→ **Exercise description**
Search the records for the word "NaOH" and report each line that has it.
:: Records supplied
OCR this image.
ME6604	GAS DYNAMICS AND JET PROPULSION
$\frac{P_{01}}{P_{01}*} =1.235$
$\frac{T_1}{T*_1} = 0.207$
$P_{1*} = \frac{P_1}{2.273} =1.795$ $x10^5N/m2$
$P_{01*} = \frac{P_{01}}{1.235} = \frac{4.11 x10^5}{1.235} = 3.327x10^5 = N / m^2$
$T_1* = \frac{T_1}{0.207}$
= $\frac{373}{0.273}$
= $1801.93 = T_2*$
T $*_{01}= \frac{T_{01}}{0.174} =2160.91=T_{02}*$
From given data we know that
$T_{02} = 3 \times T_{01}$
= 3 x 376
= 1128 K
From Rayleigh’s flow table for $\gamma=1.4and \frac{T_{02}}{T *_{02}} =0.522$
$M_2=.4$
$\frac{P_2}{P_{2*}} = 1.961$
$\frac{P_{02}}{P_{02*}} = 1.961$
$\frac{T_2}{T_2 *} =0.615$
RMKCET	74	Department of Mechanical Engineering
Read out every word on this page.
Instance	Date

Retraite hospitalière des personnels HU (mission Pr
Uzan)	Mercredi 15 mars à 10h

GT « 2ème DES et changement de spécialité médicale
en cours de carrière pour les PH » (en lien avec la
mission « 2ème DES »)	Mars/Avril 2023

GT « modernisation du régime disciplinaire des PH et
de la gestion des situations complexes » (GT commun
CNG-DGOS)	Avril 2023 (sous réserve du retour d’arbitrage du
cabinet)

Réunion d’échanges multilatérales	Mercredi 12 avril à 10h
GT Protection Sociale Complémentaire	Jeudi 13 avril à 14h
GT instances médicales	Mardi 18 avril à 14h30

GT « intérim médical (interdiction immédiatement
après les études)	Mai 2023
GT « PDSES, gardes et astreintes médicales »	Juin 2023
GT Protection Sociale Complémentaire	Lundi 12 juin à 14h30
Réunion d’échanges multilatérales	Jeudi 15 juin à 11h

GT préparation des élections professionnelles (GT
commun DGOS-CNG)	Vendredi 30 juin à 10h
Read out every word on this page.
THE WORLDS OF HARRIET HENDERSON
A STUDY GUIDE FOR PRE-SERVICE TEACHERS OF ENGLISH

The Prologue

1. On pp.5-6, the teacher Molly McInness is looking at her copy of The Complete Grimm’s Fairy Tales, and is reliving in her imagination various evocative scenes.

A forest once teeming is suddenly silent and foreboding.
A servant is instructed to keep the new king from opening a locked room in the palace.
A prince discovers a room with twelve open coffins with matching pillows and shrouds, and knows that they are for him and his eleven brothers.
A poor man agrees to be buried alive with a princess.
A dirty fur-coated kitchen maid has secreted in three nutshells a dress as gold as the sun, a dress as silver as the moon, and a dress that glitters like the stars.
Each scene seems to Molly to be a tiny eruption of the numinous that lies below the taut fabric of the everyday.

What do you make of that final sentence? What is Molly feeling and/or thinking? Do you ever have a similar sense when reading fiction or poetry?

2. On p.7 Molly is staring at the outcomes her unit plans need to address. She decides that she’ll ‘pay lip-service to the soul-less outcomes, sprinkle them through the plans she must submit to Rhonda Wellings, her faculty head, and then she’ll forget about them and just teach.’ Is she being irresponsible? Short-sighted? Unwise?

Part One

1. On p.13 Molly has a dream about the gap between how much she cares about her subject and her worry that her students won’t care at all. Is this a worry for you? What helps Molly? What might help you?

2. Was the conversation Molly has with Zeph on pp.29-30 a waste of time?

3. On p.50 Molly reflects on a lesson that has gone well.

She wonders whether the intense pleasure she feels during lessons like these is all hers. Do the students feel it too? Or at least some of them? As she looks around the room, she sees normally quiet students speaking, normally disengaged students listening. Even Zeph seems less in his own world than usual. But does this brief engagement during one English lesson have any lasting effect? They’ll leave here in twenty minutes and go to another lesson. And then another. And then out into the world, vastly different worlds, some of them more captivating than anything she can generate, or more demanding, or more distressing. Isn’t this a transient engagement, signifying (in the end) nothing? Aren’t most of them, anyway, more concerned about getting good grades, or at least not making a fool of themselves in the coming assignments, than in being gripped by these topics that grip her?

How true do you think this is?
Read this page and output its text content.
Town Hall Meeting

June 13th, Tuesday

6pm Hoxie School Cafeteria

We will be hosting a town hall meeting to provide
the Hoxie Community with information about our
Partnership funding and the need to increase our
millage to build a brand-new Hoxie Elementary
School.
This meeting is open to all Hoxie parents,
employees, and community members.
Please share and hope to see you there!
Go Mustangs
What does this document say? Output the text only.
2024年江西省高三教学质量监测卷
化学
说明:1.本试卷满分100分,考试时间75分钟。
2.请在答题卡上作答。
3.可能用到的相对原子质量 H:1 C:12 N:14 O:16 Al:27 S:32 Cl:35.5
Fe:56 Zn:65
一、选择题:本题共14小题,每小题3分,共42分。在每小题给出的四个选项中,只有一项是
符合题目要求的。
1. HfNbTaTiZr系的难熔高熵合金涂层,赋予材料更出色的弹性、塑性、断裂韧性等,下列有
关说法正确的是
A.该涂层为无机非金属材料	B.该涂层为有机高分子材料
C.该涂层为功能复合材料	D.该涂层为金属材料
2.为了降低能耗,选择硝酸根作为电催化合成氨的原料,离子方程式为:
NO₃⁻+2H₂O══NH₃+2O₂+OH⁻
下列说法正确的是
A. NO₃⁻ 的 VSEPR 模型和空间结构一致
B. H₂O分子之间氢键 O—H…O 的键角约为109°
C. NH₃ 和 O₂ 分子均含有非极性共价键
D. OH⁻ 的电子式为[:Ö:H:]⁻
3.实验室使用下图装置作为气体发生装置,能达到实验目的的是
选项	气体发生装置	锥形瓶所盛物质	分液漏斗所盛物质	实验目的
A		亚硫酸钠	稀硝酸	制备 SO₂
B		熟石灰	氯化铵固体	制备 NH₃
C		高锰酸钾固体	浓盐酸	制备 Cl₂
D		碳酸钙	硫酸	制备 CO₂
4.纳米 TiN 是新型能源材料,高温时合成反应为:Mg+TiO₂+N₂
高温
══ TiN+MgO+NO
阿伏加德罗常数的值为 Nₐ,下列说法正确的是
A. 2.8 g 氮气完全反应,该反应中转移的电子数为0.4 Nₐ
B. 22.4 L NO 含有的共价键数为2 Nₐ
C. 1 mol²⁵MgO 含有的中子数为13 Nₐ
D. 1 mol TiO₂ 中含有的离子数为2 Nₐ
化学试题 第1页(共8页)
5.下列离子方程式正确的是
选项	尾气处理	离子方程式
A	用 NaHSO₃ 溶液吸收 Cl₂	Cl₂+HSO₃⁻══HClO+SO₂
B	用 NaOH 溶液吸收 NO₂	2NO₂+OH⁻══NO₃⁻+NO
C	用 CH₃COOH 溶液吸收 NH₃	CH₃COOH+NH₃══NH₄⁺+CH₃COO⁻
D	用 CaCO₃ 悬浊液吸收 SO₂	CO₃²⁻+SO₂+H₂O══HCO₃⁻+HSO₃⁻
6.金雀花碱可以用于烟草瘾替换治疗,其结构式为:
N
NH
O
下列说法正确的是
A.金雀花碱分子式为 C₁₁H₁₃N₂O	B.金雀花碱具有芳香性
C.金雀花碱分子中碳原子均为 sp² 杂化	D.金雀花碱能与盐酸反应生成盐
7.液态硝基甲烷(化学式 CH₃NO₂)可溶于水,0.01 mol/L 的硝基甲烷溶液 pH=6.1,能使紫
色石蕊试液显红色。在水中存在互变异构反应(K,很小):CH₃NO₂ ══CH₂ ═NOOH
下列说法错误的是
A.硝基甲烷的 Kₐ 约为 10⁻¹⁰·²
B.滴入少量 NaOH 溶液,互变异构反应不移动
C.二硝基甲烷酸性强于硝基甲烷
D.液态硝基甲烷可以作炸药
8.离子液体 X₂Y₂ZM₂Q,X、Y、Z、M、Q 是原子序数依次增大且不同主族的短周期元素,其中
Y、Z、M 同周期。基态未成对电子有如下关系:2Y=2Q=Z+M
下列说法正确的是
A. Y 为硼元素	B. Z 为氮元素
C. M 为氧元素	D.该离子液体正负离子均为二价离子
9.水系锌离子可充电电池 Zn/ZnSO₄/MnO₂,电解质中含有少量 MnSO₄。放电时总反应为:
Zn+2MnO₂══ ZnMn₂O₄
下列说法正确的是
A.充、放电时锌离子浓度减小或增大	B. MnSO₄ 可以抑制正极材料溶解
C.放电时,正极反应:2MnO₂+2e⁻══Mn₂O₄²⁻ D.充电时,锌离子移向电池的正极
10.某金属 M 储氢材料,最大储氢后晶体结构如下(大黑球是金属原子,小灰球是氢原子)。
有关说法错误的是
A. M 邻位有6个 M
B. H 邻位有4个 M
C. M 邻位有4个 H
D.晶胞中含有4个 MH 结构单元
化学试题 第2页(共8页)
::::
→ **Reply**
B	用 NaOH 溶液吸收 NO₂	2NO₂+OH⁻══NO₃⁻+NO
B.滴入少量 NaOH 溶液,互变异构反应不移动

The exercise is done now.